◆ **REQUIREMENT**
Check each line of the records below and collect those that include the word "rằng".

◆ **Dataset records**
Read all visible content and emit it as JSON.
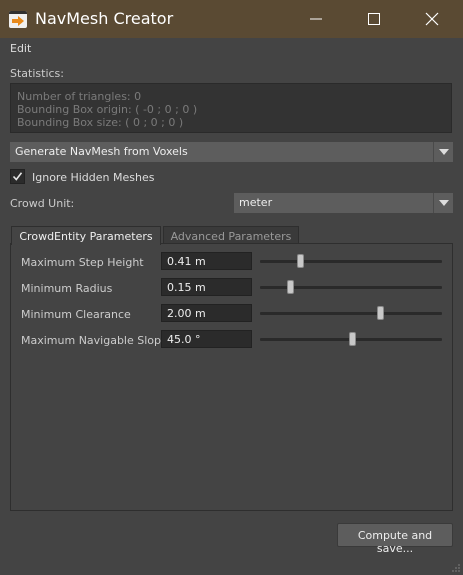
{
  "window": {
    "title": "NavMesh Creator"
  },
  "menu": {
    "edit": "Edit"
  },
  "statistics": {
    "label": "Statistics:",
    "lines": [
      "Number of triangles: 0",
      "Bounding Box origin: ( -0 ; 0 ; 0 )",
      "Bounding Box size: ( 0 ; 0 ; 0 )"
    ]
  },
  "method": {
    "selected": "Generate NavMesh from Voxels"
  },
  "ignore_hidden": {
    "label": "Ignore Hidden Meshes",
    "checked": true
  },
  "crowd_unit": {
    "label": "Crowd Unit:",
    "selected": "meter"
  },
  "tabs": [
    {
      "label": "CrowdEntity Parameters",
      "active": true
    },
    {
      "label": "Advanced Parameters",
      "active": false
    }
  ],
  "params": [
    {
      "label": "Maximum Step Height",
      "value": "0.41 m",
      "slider": 0.22
    },
    {
      "label": "Minimum Radius",
      "value": "0.15 m",
      "slider": 0.17
    },
    {
      "label": "Minimum Clearance",
      "value": "2.00 m",
      "slider": 0.66
    },
    {
      "label": "Maximum Navigable Slope",
      "value": "45.0 °",
      "slider": 0.51
    }
  ],
  "buttons": {
    "compute": "Compute and save..."
  },
  "colors": {
    "titlebar": "#5a4a33",
    "icon_accent": "#e88a1c",
    "background": "#444444"
  }
}
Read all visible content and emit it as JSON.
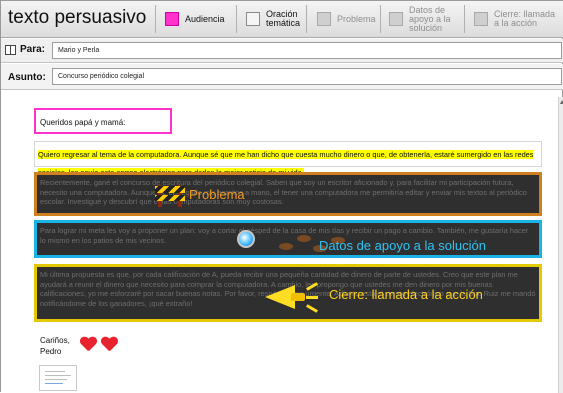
{
  "app": {
    "title": "texto persuasivo"
  },
  "toolbar": {
    "toggles": [
      {
        "label": "Audiencia",
        "active": true
      },
      {
        "label": "Oración temática",
        "active": false
      },
      {
        "label": "Problema",
        "active": false
      },
      {
        "label": "Datos de apoyo a la solución",
        "active": false
      },
      {
        "label": "Cierre: llamada a la acción",
        "active": false
      }
    ]
  },
  "header": {
    "to_label": "Para:",
    "to_value": "Mario y Perla",
    "subject_label": "Asunto:",
    "subject_value": "Concurso periódico colegial"
  },
  "doc": {
    "greeting": "Queridos papá y mamá:",
    "hook": "Quiero regresar al tema de la computadora. Aunque sé que me han dicho que cuesta mucho dinero o que, de obtenerla, estaré sumergido en las redes sociales, les envío este correo electrónico para darles la mejor noticia de mi vida.",
    "problem_text": "Recientemente, gané el concurso de escritura del periódico colegial. Saben que soy un escritor aficionado y, para facilitar mi participación futura, necesito una computadora. Aunque he entregado mis escritos a mano, el tener una computadora me permitiría editar y enviar mis textos al periódico escolar. Investigué y descubrí que estas computadoras son muy costosas.",
    "problem_label": "Problema",
    "support_text": "Para lograr mi meta les voy a proponer un plan: voy a cortar el césped de la casa de mis tías y recibir un pago a cambio. También, me gustaría hacer lo mismo en los patios de mis vecinos.",
    "support_label": "Datos de apoyo a la solución",
    "closing_text": "Mi última propuesta es que, por cada calificación de A, pueda recibir una pequeña cantidad de dinero de parte de ustedes. Creo que este plan me ayudará a reunir el dinero que necesito para comprar la computadora. A cambio, les propongo que ustedes me den dinero por mis buenas calificaciones, yo me esforzaré por sacar buenas notas. Por favor, respóndanme urgente. Adjunto está el correo electrónico que la Sra. Ruiz me mandó notificándome de los ganadores, ¡qué extraño!",
    "closing_label": "Cierre: llamada a la acción",
    "signoff": "Cariños,",
    "signature": "Pedro"
  },
  "colors": {
    "audiencia": "#ff33cc",
    "problema": "#d08020",
    "apoyo": "#1ab3e6",
    "cierre": "#e4c800",
    "hook_highlight": "#ffff00"
  },
  "icons": [
    "book-icon",
    "barrier-icon",
    "footsteps-icon",
    "magnifier-icon",
    "megaphone-icon",
    "heart-icon"
  ]
}
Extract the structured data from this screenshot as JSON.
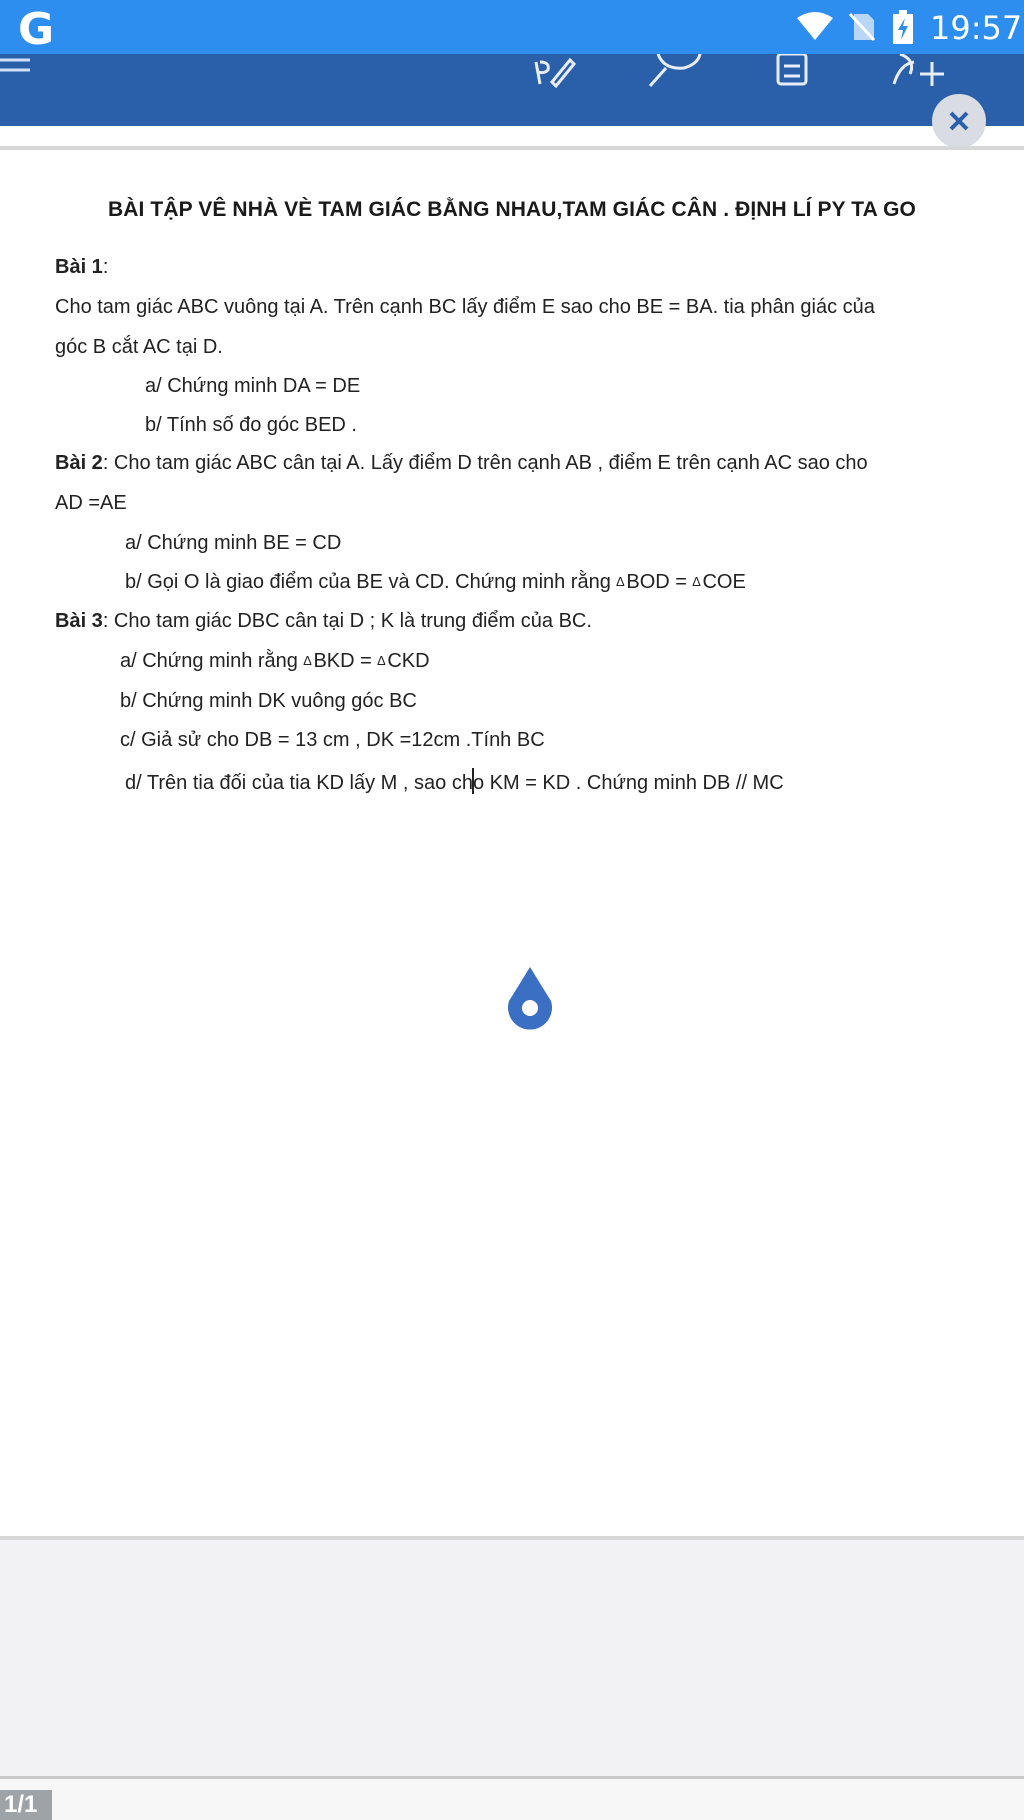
{
  "status_bar": {
    "app_logo": "G",
    "time": "19:57",
    "icons": [
      "wifi-icon",
      "no-sim-icon",
      "battery-charging-icon"
    ]
  },
  "toolbar": {
    "icons": [
      "menu-icon",
      "edit-pen-icon",
      "search-icon",
      "document-icon",
      "add-person-icon",
      "close-icon"
    ]
  },
  "document": {
    "title": "BÀI TẬP VÊ NHÀ VÈ TAM GIÁC BẰNG NHAU,TAM GIÁC CÂN . ĐỊNH LÍ PY TA GO",
    "bai1": {
      "heading": "Bài 1",
      "colon": ":",
      "text1": "Cho tam giác ABC vuông tại A. Trên cạnh BC lấy điểm E sao cho BE = BA. tia phân giác của",
      "text2": "góc B cắt AC  tại D.",
      "a": "a/    Chứng minh DA = DE",
      "b": "b/  Tính số đo góc BED  ."
    },
    "bai2": {
      "heading": "Bài 2",
      "text1": ": Cho tam giác ABC cân tại A. Lấy điểm D trên cạnh AB , điểm E trên cạnh AC sao cho",
      "text2": "AD =AE",
      "a": "a/    Chứng minh BE = CD",
      "b_prefix": "b/ Gọi  O là giao điểm  của BE và CD. Chứng minh rằng",
      "b_tri1": "BOD = ",
      "b_tri2": "COE"
    },
    "bai3": {
      "heading": "Bài 3",
      "text1": ":  Cho tam giác DBC cân tại  D ; K là trung điểm của BC.",
      "a_prefix": "a/ Chứng minh rằng",
      "a_tri1": "BKD = ",
      "a_tri2": "CKD",
      "b": "b/ Chứng minh DK vuông góc BC",
      "c": "c/ Giả sử cho DB = 13 cm , DK =12cm .Tính BC",
      "d_before": "d/ Trên tia đối của tia KD  lấy M , sao ch",
      "d_after": "o KM = KD . Chứng minh DB // MC"
    },
    "triangle_symbol": "∆"
  },
  "footer": {
    "page_indicator": "1/1"
  },
  "colors": {
    "status_bar": "#2d8ef0",
    "toolbar": "#2a5faa",
    "selection_handle": "#3b6fc4"
  }
}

◆ **THE SOLUTION**
      "b_prefix": "b/ Gọi  O là giao điểm  của BE và CD. Chứng minh rằng",
      "a_prefix": "a/ Chứng minh rằng",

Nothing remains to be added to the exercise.